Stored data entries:
__________________________________________________
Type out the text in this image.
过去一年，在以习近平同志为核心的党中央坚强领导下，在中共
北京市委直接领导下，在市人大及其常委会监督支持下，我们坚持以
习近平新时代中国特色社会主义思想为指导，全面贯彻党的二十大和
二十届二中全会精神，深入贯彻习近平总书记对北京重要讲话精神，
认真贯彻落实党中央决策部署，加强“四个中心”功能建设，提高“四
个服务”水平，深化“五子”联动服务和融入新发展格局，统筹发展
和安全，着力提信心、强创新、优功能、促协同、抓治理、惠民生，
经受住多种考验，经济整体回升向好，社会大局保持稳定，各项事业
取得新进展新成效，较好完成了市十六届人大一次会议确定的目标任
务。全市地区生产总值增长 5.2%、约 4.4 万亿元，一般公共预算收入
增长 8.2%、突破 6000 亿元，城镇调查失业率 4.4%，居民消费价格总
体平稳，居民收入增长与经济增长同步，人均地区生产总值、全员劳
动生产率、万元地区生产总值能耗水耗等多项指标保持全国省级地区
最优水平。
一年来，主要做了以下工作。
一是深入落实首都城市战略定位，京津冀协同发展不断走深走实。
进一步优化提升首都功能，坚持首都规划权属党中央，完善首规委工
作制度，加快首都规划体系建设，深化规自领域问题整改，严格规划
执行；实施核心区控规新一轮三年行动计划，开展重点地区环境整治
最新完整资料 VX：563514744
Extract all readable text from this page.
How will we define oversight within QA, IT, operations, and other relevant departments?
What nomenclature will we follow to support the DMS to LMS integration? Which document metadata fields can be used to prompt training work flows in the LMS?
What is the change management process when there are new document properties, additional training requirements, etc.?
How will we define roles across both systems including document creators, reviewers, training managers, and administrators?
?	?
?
__________________________________________________
◆ EXERCISE DIRECTIONS
Extract every entry above as it appears.

◆ IN RESPONSE
Type out the text in this image.
过去一年，在以习近平同志为核心的党中央坚强领导下，在中共
北京市委直接领导下，在市人大及其常委会监督支持下，我们坚持以
习近平新时代中国特色社会主义思想为指导，全面贯彻党的二十大和
二十届二中全会精神，深入贯彻习近平总书记对北京重要讲话精神，
认真贯彻落实党中央决策部署，加强“四个中心”功能建设，提高“四
个服务”水平，深化“五子”联动服务和融入新发展格局，统筹发展
和安全，着力提信心、强创新、优功能、促协同、抓治理、惠民生，
经受住多种考验，经济整体回升向好，社会大局保持稳定，各项事业
取得新进展新成效，较好完成了市十六届人大一次会议确定的目标任
务。全市地区生产总值增长 5.2%、约 4.4 万亿元，一般公共预算收入
增长 8.2%、突破 6000 亿元，城镇调查失业率 4.4%，居民消费价格总
体平稳，居民收入增长与经济增长同步，人均地区生产总值、全员劳
动生产率、万元地区生产总值能耗水耗等多项指标保持全国省级地区
最优水平。
一年来，主要做了以下工作。
一是深入落实首都城市战略定位，京津冀协同发展不断走深走实。
进一步优化提升首都功能，坚持首都规划权属党中央，完善首规委工
作制度，加快首都规划体系建设，深化规自领域问题整改，严格规划
执行；实施核心区控规新一轮三年行动计划，开展重点地区环境整治
最新完整资料 VX：563514744
Extract all readable text from this page.
How will we define oversight within QA, IT, operations, and other relevant departments?
What nomenclature will we follow to support the DMS to LMS integration? Which document metadata fields can be used to prompt training work flows in the LMS?
What is the change management process when there are new document properties, additional training requirements, etc.?
How will we define roles across both systems including document creators, reviewers, training managers, and administrators?
?	?
?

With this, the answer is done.